◆ WORK REQUIRED ◆
Find all the lines with "lockdown" and gather them.

___ SOURCE RECORDS ___

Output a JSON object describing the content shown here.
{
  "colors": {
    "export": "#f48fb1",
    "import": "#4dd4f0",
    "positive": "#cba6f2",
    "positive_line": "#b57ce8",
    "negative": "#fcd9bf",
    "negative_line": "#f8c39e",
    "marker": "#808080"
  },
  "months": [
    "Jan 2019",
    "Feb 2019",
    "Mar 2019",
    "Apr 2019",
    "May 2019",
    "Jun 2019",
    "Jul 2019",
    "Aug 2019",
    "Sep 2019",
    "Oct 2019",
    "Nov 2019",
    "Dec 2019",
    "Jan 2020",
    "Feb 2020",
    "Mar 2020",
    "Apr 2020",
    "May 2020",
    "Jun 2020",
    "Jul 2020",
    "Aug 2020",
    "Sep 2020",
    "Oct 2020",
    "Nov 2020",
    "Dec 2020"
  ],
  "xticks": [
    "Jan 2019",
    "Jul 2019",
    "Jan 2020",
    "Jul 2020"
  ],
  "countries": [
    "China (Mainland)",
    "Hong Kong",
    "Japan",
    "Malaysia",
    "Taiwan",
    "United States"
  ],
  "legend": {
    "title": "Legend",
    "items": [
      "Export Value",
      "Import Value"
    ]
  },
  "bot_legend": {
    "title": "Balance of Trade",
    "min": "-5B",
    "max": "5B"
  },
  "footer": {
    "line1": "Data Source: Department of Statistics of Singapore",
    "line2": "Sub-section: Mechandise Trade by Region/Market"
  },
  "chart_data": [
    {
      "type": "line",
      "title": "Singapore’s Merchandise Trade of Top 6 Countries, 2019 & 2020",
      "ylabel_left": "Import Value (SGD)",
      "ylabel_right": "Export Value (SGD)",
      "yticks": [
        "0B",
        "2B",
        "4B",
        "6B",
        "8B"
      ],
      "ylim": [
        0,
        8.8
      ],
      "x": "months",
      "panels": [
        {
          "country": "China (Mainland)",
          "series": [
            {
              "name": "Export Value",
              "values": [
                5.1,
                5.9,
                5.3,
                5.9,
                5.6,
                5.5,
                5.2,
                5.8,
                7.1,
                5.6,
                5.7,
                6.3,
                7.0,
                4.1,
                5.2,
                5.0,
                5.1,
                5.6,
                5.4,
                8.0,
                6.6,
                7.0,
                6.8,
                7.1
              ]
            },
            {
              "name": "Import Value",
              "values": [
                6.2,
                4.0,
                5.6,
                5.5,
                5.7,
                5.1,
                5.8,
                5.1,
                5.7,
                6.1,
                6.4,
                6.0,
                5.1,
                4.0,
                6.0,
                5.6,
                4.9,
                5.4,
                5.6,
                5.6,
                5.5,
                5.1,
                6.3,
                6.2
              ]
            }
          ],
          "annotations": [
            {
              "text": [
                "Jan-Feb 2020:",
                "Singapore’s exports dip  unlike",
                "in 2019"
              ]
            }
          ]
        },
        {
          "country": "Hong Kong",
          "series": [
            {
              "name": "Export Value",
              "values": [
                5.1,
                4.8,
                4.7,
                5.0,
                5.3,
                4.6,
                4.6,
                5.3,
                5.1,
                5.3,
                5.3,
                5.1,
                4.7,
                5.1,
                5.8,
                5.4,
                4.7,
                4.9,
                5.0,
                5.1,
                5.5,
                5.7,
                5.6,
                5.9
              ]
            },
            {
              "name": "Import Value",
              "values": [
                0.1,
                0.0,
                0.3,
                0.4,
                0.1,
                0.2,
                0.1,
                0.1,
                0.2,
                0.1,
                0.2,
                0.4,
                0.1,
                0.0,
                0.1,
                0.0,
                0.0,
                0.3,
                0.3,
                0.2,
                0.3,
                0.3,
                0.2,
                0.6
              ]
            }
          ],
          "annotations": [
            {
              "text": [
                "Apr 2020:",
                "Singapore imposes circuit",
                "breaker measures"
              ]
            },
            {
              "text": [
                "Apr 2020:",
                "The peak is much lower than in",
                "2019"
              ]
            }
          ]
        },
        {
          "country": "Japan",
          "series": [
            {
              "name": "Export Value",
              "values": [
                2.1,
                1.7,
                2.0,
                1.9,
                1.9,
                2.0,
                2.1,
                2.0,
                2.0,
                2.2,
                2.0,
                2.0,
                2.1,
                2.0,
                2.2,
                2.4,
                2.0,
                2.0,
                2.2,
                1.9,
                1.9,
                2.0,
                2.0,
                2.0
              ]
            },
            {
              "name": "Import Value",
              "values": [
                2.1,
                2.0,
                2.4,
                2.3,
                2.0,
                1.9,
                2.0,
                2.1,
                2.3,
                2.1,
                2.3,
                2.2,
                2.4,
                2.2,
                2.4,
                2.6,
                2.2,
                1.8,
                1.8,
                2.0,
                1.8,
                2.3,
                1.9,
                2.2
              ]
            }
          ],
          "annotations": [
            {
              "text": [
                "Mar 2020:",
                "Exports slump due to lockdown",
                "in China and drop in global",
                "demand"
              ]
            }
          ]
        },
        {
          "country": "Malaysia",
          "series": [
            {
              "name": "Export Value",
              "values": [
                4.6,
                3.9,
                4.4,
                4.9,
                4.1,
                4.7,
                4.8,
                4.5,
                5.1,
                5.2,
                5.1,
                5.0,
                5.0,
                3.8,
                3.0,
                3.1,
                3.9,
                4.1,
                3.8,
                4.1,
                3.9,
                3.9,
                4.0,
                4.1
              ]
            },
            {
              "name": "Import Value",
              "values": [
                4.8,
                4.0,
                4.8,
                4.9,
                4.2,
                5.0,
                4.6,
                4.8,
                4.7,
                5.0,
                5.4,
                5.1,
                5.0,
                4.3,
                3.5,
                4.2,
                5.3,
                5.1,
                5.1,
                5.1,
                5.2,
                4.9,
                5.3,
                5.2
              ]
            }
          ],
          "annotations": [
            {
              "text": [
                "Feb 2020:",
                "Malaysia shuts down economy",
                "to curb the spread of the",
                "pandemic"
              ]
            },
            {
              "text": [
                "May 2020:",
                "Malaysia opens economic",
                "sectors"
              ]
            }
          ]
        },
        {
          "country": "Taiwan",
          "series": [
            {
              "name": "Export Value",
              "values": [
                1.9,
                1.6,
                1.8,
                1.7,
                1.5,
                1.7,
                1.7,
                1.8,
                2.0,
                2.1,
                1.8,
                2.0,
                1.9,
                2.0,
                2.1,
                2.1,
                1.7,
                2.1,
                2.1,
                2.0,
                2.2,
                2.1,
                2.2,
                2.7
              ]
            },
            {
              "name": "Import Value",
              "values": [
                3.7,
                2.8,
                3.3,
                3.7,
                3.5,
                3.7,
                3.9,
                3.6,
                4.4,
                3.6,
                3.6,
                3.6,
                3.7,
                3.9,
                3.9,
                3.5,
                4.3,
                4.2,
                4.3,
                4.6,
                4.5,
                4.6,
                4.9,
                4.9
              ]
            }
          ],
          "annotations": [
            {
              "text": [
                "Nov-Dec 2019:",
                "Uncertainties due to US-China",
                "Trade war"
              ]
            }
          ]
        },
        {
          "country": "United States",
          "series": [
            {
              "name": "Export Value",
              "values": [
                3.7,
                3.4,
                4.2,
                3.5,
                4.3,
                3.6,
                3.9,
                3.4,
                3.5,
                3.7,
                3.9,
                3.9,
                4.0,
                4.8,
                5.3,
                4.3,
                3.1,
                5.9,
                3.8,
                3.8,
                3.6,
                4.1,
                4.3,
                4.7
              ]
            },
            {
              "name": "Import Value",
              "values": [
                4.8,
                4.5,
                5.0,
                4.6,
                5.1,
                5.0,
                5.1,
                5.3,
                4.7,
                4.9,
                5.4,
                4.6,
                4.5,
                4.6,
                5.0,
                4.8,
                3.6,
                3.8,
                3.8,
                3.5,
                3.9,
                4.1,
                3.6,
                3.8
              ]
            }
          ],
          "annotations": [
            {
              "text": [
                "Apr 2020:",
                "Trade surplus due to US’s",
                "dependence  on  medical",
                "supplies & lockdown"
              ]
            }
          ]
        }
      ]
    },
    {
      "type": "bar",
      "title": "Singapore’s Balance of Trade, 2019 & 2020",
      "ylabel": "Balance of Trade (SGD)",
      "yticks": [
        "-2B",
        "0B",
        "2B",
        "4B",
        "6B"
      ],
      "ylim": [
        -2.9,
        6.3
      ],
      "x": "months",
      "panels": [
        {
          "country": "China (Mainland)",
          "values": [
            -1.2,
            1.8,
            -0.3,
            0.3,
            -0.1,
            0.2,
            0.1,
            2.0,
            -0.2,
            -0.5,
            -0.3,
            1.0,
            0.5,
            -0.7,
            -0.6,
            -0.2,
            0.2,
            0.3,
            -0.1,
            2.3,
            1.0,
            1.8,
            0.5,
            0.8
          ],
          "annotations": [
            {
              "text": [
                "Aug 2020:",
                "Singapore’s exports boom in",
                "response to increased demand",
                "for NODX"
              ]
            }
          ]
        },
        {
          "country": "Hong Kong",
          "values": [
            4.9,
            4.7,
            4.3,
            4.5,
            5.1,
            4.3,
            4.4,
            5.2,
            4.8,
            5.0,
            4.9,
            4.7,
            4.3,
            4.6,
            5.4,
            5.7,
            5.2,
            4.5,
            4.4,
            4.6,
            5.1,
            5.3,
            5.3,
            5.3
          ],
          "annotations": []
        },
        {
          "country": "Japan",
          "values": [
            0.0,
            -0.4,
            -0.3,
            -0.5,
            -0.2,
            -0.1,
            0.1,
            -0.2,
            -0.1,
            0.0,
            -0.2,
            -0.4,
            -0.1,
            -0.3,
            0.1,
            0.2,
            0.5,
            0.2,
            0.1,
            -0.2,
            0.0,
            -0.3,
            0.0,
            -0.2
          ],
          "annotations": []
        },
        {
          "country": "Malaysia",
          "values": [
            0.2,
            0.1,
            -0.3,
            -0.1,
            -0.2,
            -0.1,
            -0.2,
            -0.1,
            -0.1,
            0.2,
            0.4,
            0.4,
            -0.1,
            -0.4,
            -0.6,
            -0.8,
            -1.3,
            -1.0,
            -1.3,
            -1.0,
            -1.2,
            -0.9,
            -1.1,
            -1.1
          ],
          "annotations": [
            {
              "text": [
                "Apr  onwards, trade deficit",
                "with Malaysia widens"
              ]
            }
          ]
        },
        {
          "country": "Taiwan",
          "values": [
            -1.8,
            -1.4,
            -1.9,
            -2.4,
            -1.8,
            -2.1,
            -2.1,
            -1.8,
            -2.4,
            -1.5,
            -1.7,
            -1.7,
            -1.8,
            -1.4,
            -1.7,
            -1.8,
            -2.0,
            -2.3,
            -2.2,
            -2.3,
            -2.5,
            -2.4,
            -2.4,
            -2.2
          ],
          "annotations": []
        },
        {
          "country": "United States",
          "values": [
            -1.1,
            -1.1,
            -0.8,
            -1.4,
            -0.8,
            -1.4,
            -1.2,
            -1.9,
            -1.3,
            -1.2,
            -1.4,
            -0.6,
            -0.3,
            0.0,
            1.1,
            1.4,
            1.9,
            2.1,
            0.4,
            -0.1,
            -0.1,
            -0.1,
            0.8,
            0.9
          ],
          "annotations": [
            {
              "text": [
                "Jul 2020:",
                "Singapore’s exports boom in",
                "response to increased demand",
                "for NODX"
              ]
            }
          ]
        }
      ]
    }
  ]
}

___
___ SOURCE RECORDS ___

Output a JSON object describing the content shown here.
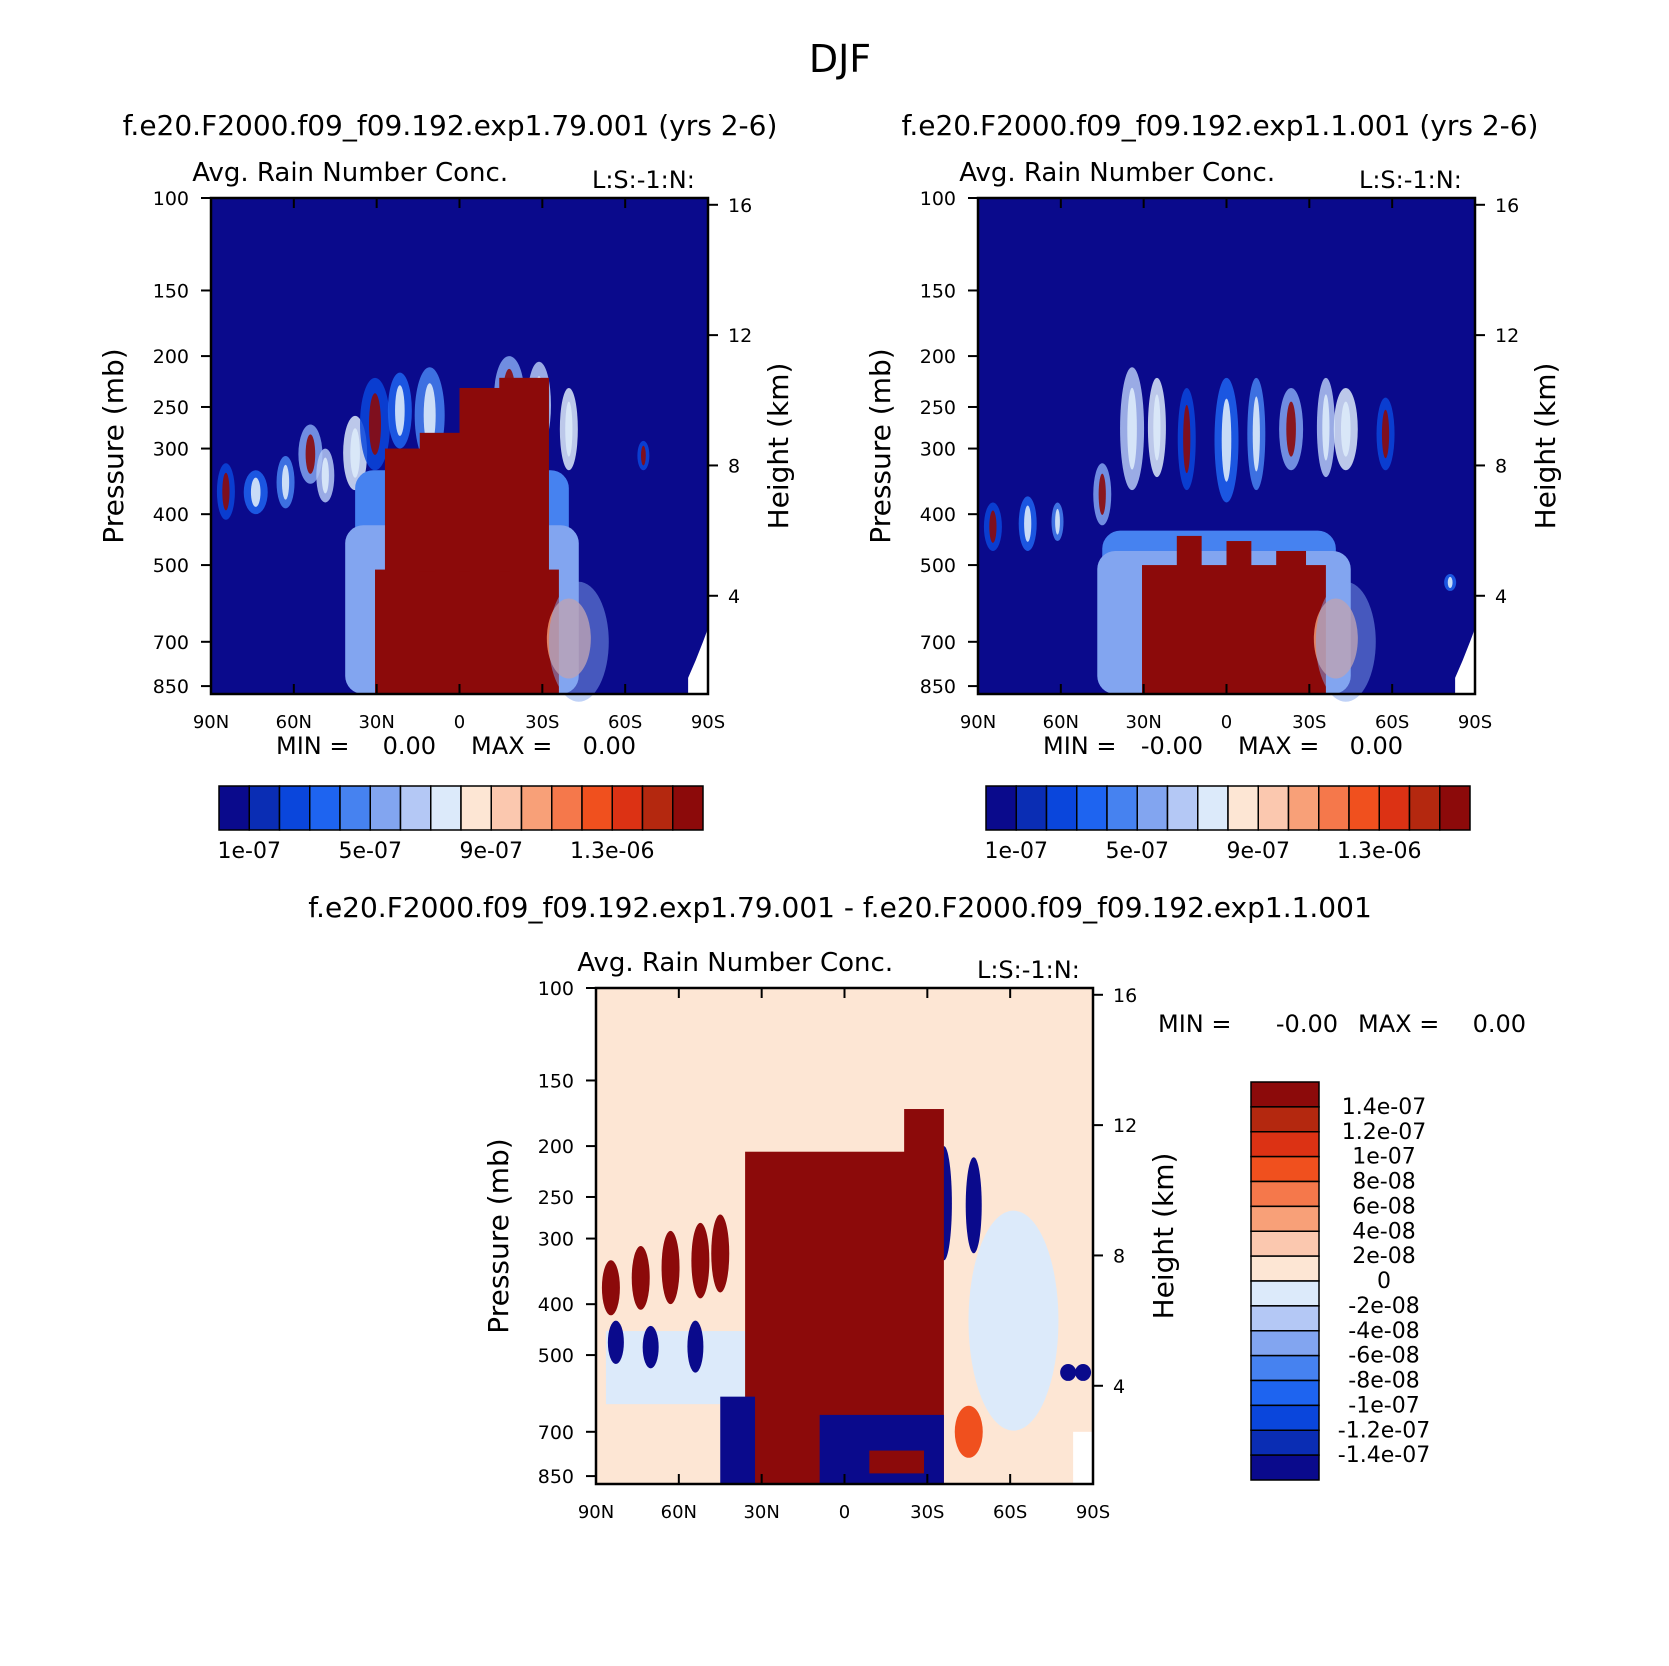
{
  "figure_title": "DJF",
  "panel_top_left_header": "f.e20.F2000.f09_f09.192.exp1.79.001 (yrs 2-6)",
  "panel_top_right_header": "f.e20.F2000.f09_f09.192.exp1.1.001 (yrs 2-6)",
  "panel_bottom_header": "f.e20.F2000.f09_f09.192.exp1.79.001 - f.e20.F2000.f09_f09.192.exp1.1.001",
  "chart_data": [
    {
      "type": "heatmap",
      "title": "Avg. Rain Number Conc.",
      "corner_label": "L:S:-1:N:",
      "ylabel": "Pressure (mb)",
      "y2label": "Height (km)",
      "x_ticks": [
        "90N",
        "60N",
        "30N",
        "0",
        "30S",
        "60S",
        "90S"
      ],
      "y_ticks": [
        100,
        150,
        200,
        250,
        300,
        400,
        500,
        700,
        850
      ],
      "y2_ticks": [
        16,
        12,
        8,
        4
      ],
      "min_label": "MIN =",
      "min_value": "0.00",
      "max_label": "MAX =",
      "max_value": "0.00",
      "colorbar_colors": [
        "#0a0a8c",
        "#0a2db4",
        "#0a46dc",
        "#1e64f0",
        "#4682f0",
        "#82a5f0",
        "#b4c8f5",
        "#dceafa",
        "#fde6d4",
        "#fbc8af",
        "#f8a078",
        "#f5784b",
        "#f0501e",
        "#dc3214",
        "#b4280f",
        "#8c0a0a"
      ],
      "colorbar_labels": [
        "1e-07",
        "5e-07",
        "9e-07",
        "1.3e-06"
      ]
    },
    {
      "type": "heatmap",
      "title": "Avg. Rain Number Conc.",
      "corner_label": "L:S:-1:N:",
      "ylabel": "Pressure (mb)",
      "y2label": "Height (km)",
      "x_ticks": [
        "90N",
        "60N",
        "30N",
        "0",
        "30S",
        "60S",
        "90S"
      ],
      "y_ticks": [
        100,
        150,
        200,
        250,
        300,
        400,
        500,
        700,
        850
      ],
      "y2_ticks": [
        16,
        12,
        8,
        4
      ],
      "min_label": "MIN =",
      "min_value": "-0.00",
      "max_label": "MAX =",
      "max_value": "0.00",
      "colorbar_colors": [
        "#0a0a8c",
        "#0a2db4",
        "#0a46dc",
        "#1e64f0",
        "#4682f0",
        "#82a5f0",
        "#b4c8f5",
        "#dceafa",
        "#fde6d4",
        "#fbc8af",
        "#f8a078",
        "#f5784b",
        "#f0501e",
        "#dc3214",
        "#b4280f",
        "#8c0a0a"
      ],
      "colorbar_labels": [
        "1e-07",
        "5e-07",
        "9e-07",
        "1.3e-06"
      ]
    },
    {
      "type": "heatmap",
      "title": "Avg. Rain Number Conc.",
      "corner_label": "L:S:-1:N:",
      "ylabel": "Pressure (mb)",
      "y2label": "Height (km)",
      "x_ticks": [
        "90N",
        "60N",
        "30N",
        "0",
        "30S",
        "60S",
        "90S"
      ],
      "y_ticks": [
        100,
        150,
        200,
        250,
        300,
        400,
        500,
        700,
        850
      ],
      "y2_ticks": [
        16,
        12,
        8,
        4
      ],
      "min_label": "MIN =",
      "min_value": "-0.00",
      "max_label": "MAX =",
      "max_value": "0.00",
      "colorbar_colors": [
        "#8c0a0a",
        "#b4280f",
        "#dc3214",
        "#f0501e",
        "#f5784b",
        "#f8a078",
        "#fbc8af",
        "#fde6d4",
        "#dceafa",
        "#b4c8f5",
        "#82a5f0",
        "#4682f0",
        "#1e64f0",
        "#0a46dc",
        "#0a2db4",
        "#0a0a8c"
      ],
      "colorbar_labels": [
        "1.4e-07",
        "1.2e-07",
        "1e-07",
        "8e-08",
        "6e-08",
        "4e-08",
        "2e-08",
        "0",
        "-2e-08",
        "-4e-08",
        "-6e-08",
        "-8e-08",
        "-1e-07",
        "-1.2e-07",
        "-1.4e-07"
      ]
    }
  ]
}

___

◆ EXERCISE ANSWER ◆
                "Exports slump due to lockdown",
                "supplies & lockdown"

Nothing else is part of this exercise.